* _Task material_
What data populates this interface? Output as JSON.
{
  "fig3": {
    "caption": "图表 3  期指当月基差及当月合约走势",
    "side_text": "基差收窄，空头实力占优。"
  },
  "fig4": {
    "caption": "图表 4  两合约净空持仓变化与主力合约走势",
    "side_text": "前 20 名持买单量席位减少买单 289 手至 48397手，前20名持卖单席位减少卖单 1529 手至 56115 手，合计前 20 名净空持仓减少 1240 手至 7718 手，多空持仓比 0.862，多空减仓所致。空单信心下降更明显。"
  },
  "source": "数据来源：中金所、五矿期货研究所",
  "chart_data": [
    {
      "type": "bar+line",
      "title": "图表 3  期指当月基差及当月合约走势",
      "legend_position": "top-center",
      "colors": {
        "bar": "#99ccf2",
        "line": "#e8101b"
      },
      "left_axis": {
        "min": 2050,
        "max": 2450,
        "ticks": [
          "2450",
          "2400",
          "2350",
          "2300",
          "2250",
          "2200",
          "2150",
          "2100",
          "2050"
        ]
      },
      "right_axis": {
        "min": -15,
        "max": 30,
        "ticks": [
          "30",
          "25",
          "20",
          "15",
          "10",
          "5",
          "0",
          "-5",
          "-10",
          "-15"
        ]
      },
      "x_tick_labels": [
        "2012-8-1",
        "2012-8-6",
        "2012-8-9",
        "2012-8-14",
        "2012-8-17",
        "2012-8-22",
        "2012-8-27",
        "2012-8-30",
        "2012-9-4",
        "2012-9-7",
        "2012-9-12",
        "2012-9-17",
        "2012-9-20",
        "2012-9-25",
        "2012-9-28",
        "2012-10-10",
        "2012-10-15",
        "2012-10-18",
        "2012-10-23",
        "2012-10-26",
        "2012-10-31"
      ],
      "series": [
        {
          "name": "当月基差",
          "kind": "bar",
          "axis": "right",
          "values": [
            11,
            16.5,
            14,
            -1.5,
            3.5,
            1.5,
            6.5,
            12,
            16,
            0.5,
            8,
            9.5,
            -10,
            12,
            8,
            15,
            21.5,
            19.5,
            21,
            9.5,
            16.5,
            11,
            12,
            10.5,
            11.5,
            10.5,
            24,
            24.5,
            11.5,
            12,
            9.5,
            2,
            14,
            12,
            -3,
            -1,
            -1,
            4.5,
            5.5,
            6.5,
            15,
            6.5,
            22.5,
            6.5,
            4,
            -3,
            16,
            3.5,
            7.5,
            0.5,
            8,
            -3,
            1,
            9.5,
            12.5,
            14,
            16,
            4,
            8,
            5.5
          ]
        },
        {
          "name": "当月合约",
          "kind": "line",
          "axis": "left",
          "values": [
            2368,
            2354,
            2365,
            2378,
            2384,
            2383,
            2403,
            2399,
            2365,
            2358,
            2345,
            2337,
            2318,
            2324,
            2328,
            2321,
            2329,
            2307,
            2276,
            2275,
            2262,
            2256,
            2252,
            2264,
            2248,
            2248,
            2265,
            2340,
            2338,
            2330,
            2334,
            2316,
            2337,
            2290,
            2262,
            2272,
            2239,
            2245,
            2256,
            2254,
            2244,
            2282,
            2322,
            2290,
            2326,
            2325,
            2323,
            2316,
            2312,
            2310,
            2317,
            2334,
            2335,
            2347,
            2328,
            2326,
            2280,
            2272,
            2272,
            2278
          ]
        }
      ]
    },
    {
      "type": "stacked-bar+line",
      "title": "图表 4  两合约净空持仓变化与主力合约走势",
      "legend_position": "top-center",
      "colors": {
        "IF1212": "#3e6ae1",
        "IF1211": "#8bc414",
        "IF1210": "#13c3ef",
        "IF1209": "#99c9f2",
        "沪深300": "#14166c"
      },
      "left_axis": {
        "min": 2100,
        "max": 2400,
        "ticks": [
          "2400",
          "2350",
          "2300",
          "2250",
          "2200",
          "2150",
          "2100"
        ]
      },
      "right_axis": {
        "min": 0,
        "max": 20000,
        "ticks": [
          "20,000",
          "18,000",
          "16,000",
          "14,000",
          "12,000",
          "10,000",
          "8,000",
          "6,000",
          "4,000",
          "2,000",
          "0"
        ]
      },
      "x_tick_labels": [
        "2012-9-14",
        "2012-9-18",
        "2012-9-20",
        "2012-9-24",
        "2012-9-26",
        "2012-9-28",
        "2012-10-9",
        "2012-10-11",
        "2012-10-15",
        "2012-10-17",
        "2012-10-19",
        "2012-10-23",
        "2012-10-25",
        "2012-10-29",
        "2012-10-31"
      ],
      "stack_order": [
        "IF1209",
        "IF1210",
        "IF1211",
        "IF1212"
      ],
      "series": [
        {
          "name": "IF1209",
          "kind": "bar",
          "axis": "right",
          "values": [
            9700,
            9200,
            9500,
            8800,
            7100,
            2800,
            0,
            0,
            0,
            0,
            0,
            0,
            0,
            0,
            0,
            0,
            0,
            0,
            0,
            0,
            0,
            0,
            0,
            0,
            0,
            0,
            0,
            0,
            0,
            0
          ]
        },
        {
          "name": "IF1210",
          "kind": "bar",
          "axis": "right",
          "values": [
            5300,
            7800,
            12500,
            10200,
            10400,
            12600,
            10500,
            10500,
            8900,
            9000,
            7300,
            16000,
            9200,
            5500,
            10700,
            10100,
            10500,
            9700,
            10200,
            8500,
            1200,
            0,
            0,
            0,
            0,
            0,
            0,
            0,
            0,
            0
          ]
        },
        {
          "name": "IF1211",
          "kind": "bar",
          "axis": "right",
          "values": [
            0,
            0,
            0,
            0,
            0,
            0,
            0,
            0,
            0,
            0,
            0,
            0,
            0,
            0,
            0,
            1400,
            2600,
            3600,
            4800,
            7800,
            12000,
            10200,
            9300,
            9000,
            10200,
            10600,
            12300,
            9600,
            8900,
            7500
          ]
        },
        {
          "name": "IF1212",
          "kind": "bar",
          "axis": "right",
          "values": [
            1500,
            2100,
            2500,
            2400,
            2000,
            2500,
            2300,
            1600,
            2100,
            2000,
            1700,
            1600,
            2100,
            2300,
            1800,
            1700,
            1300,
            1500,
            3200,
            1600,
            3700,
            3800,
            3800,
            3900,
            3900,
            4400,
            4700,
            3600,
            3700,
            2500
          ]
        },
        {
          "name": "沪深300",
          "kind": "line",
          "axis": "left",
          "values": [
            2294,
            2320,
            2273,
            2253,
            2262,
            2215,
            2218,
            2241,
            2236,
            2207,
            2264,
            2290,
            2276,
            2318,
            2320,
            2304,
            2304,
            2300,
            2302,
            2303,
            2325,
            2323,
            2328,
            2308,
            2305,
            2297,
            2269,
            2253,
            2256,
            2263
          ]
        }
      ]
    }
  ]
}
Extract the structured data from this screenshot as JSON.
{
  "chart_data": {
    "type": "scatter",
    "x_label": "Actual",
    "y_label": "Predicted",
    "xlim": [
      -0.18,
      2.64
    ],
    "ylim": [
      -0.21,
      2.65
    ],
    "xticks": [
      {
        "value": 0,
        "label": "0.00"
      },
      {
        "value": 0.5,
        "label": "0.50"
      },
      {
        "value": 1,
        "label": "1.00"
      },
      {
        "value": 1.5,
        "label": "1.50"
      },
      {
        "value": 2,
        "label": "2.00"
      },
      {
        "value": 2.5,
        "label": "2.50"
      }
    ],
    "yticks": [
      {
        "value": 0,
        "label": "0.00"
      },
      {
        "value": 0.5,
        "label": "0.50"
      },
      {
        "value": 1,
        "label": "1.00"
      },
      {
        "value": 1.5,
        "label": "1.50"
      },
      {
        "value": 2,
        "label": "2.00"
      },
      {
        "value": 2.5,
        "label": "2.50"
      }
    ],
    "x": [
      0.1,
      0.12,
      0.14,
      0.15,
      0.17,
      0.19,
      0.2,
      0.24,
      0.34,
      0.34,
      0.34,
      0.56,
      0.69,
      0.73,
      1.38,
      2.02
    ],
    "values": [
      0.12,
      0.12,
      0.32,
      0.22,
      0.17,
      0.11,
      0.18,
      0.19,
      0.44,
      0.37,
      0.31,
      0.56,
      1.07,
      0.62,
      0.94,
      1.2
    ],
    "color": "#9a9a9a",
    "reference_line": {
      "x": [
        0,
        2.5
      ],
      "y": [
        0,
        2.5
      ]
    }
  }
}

* _What you should do_
Select the lines that carry the string "title" and copy them.

* _Solution for this problem_
      "title": "图表 3  期指当月基差及当月合约走势",
      "title": "图表 4  两合约净空持仓变化与主力合约走势",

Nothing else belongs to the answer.